• _YOUR TASK_
Write every line of the material out exactly as shown.

• _INPUT FOR THIS TASK_
<<<<

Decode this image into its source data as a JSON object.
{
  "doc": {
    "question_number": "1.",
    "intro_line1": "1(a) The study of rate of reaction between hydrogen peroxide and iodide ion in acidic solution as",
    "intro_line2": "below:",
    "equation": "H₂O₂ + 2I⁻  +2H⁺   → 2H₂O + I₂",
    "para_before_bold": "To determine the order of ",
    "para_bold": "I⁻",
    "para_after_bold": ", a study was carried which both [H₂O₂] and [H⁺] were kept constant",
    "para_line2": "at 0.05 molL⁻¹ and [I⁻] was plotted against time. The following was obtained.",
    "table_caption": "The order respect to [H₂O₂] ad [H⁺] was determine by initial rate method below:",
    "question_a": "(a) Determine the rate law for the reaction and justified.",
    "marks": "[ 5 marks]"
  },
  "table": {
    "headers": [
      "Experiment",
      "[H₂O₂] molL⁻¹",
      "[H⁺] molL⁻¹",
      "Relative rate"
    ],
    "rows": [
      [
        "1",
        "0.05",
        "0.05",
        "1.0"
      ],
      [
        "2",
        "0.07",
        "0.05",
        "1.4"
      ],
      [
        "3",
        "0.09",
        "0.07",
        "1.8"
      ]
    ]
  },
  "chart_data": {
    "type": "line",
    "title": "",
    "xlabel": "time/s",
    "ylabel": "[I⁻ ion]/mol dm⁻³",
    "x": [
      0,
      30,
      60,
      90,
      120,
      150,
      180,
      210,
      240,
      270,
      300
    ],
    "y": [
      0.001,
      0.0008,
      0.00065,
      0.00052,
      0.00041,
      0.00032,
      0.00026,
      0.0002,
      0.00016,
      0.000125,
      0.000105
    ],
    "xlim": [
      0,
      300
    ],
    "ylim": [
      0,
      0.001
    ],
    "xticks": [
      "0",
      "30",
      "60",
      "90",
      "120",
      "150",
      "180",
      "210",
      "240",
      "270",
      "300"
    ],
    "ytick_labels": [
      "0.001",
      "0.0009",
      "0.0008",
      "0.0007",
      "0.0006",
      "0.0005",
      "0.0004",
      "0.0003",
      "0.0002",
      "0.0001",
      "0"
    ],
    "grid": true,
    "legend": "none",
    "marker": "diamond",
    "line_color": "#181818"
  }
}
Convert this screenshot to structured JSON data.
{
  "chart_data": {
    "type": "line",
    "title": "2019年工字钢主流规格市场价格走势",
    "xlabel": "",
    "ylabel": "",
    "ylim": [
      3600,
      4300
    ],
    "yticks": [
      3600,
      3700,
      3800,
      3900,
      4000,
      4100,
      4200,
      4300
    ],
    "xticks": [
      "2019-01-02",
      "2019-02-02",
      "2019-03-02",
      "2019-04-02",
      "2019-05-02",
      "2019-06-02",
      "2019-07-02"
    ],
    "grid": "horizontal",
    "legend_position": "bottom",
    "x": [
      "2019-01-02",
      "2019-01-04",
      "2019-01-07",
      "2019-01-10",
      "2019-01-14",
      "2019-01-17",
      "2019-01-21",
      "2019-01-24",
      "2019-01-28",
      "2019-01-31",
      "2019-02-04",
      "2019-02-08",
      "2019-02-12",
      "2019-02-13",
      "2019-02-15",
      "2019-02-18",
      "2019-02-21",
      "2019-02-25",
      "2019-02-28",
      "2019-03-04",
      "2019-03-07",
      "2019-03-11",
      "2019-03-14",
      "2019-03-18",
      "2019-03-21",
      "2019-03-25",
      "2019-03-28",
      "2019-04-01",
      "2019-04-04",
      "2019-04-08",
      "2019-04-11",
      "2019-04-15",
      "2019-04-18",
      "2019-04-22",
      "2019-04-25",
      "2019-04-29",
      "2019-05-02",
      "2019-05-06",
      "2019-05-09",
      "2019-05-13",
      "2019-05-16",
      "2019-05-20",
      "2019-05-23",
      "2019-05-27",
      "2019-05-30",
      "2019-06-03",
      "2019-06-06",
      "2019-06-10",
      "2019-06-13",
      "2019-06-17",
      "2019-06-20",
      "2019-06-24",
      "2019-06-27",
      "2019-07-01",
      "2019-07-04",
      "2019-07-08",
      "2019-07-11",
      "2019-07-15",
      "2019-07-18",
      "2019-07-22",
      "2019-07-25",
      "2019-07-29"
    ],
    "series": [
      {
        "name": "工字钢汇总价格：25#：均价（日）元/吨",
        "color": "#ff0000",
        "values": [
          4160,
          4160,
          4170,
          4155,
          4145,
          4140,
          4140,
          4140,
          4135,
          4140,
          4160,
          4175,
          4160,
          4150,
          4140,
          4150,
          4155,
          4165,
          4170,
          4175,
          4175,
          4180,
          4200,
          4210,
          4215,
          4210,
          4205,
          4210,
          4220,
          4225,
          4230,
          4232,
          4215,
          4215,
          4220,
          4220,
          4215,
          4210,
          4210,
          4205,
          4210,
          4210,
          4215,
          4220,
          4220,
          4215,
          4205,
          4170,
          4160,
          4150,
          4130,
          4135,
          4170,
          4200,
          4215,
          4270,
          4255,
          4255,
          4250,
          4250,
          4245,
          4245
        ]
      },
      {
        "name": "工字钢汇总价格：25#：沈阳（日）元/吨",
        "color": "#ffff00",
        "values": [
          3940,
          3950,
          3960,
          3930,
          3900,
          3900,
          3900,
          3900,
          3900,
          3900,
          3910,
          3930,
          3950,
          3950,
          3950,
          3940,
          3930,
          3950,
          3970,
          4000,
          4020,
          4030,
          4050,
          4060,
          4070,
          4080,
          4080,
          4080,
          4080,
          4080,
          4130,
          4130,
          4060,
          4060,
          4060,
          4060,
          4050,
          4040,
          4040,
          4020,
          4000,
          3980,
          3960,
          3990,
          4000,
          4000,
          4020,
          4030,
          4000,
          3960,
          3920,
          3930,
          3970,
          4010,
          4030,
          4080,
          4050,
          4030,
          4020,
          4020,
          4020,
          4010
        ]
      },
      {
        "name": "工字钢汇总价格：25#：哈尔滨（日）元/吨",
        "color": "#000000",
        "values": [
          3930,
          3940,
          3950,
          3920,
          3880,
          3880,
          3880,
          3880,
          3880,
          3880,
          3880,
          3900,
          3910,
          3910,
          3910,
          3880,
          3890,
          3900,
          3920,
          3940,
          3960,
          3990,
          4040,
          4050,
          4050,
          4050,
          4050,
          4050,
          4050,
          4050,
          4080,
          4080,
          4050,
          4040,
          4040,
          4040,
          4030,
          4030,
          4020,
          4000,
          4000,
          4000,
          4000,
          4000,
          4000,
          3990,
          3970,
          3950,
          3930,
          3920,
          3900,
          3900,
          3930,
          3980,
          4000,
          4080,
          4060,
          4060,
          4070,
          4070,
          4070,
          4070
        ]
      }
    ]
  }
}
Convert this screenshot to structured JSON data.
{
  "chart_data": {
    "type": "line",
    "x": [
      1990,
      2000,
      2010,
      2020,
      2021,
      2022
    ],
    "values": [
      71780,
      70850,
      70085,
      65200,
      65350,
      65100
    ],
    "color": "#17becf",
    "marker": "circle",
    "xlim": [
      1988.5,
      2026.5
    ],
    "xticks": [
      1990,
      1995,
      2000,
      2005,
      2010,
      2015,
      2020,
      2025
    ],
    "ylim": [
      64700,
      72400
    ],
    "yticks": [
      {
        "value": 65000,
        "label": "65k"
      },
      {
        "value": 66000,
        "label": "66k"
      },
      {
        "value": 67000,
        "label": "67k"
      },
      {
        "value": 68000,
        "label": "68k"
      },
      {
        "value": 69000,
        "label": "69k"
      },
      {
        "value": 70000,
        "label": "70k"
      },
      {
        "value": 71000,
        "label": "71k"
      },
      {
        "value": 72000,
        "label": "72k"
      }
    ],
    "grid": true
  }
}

>>>>

• _ANSWER IN FULL_
Decode this image into its source data as a JSON object.
{
  "doc": {
    "question_number": "1.",
    "intro_line1": "1(a) The study of rate of reaction between hydrogen peroxide and iodide ion in acidic solution as",
    "intro_line2": "below:",
    "equation": "H₂O₂ + 2I⁻  +2H⁺   → 2H₂O + I₂",
    "para_before_bold": "To determine the order of ",
    "para_bold": "I⁻",
    "para_after_bold": ", a study was carried which both [H₂O₂] and [H⁺] were kept constant",
    "para_line2": "at 0.05 molL⁻¹ and [I⁻] was plotted against time. The following was obtained.",
    "table_caption": "The order respect to [H₂O₂] ad [H⁺] was determine by initial rate method below:",
    "question_a": "(a) Determine the rate law for the reaction and justified.",
    "marks": "[ 5 marks]"
  },
  "table": {
    "headers": [
      "Experiment",
      "[H₂O₂] molL⁻¹",
      "[H⁺] molL⁻¹",
      "Relative rate"
    ],
    "rows": [
      [
        "1",
        "0.05",
        "0.05",
        "1.0"
      ],
      [
        "2",
        "0.07",
        "0.05",
        "1.4"
      ],
      [
        "3",
        "0.09",
        "0.07",
        "1.8"
      ]
    ]
  },
  "chart_data": {
    "type": "line",
    "title": "",
    "xlabel": "time/s",
    "ylabel": "[I⁻ ion]/mol dm⁻³",
    "x": [
      0,
      30,
      60,
      90,
      120,
      150,
      180,
      210,
      240,
      270,
      300
    ],
    "y": [
      0.001,
      0.0008,
      0.00065,
      0.00052,
      0.00041,
      0.00032,
      0.00026,
      0.0002,
      0.00016,
      0.000125,
      0.000105
    ],
    "xlim": [
      0,
      300
    ],
    "ylim": [
      0,
      0.001
    ],
    "xticks": [
      "0",
      "30",
      "60",
      "90",
      "120",
      "150",
      "180",
      "210",
      "240",
      "270",
      "300"
    ],
    "ytick_labels": [
      "0.001",
      "0.0009",
      "0.0008",
      "0.0007",
      "0.0006",
      "0.0005",
      "0.0004",
      "0.0003",
      "0.0002",
      "0.0001",
      "0"
    ],
    "grid": true,
    "legend": "none",
    "marker": "diamond",
    "line_color": "#181818"
  }
}
Convert this screenshot to structured JSON data.
{
  "chart_data": {
    "type": "line",
    "title": "2019年工字钢主流规格市场价格走势",
    "xlabel": "",
    "ylabel": "",
    "ylim": [
      3600,
      4300
    ],
    "yticks": [
      3600,
      3700,
      3800,
      3900,
      4000,
      4100,
      4200,
      4300
    ],
    "xticks": [
      "2019-01-02",
      "2019-02-02",
      "2019-03-02",
      "2019-04-02",
      "2019-05-02",
      "2019-06-02",
      "2019-07-02"
    ],
    "grid": "horizontal",
    "legend_position": "bottom",
    "x": [
      "2019-01-02",
      "2019-01-04",
      "2019-01-07",
      "2019-01-10",
      "2019-01-14",
      "2019-01-17",
      "2019-01-21",
      "2019-01-24",
      "2019-01-28",
      "2019-01-31",
      "2019-02-04",
      "2019-02-08",
      "2019-02-12",
      "2019-02-13",
      "2019-02-15",
      "2019-02-18",
      "2019-02-21",
      "2019-02-25",
      "2019-02-28",
      "2019-03-04",
      "2019-03-07",
      "2019-03-11",
      "2019-03-14",
      "2019-03-18",
      "2019-03-21",
      "2019-03-25",
      "2019-03-28",
      "2019-04-01",
      "2019-04-04",
      "2019-04-08",
      "2019-04-11",
      "2019-04-15",
      "2019-04-18",
      "2019-04-22",
      "2019-04-25",
      "2019-04-29",
      "2019-05-02",
      "2019-05-06",
      "2019-05-09",
      "2019-05-13",
      "2019-05-16",
      "2019-05-20",
      "2019-05-23",
      "2019-05-27",
      "2019-05-30",
      "2019-06-03",
      "2019-06-06",
      "2019-06-10",
      "2019-06-13",
      "2019-06-17",
      "2019-06-20",
      "2019-06-24",
      "2019-06-27",
      "2019-07-01",
      "2019-07-04",
      "2019-07-08",
      "2019-07-11",
      "2019-07-15",
      "2019-07-18",
      "2019-07-22",
      "2019-07-25",
      "2019-07-29"
    ],
    "series": [
      {
        "name": "工字钢汇总价格：25#：均价（日）元/吨",
        "color": "#ff0000",
        "values": [
          4160,
          4160,
          4170,
          4155,
          4145,
          4140,
          4140,
          4140,
          4135,
          4140,
          4160,
          4175,
          4160,
          4150,
          4140,
          4150,
          4155,
          4165,
          4170,
          4175,
          4175,
          4180,
          4200,
          4210,
          4215,
          4210,
          4205,
          4210,
          4220,
          4225,
          4230,
          4232,
          4215,
          4215,
          4220,
          4220,
          4215,
          4210,
          4210,
          4205,
          4210,
          4210,
          4215,
          4220,
          4220,
          4215,
          4205,
          4170,
          4160,
          4150,
          4130,
          4135,
          4170,
          4200,
          4215,
          4270,
          4255,
          4255,
          4250,
          4250,
          4245,
          4245
        ]
      },
      {
        "name": "工字钢汇总价格：25#：沈阳（日）元/吨",
        "color": "#ffff00",
        "values": [
          3940,
          3950,
          3960,
          3930,
          3900,
          3900,
          3900,
          3900,
          3900,
          3900,
          3910,
          3930,
          3950,
          3950,
          3950,
          3940,
          3930,
          3950,
          3970,
          4000,
          4020,
          4030,
          4050,
          4060,
          4070,
          4080,
          4080,
          4080,
          4080,
          4080,
          4130,
          4130,
          4060,
          4060,
          4060,
          4060,
          4050,
          4040,
          4040,
          4020,
          4000,
          3980,
          3960,
          3990,
          4000,
          4000,
          4020,
          4030,
          4000,
          3960,
          3920,
          3930,
          3970,
          4010,
          4030,
          4080,
          4050,
          4030,
          4020,
          4020,
          4020,
          4010
        ]
      },
      {
        "name": "工字钢汇总价格：25#：哈尔滨（日）元/吨",
        "color": "#000000",
        "values": [
          3930,
          3940,
          3950,
          3920,
          3880,
          3880,
          3880,
          3880,
          3880,
          3880,
          3880,
          3900,
          3910,
          3910,
          3910,
          3880,
          3890,
          3900,
          3920,
          3940,
          3960,
          3990,
          4040,
          4050,
          4050,
          4050,
          4050,
          4050,
          4050,
          4050,
          4080,
          4080,
          4050,
          4040,
          4040,
          4040,
          4030,
          4030,
          4020,
          4000,
          4000,
          4000,
          4000,
          4000,
          4000,
          3990,
          3970,
          3950,
          3930,
          3920,
          3900,
          3900,
          3930,
          3980,
          4000,
          4080,
          4060,
          4060,
          4070,
          4070,
          4070,
          4070
        ]
      }
    ]
  }
}
Convert this screenshot to structured JSON data.
{
  "chart_data": {
    "type": "line",
    "x": [
      1990,
      2000,
      2010,
      2020,
      2021,
      2022
    ],
    "values": [
      71780,
      70850,
      70085,
      65200,
      65350,
      65100
    ],
    "color": "#17becf",
    "marker": "circle",
    "xlim": [
      1988.5,
      2026.5
    ],
    "xticks": [
      1990,
      1995,
      2000,
      2005,
      2010,
      2015,
      2020,
      2025
    ],
    "ylim": [
      64700,
      72400
    ],
    "yticks": [
      {
        "value": 65000,
        "label": "65k"
      },
      {
        "value": 66000,
        "label": "66k"
      },
      {
        "value": 67000,
        "label": "67k"
      },
      {
        "value": 68000,
        "label": "68k"
      },
      {
        "value": 69000,
        "label": "69k"
      },
      {
        "value": 70000,
        "label": "70k"
      },
      {
        "value": 71000,
        "label": "71k"
      },
      {
        "value": 72000,
        "label": "72k"
      }
    ],
    "grid": true
  }
}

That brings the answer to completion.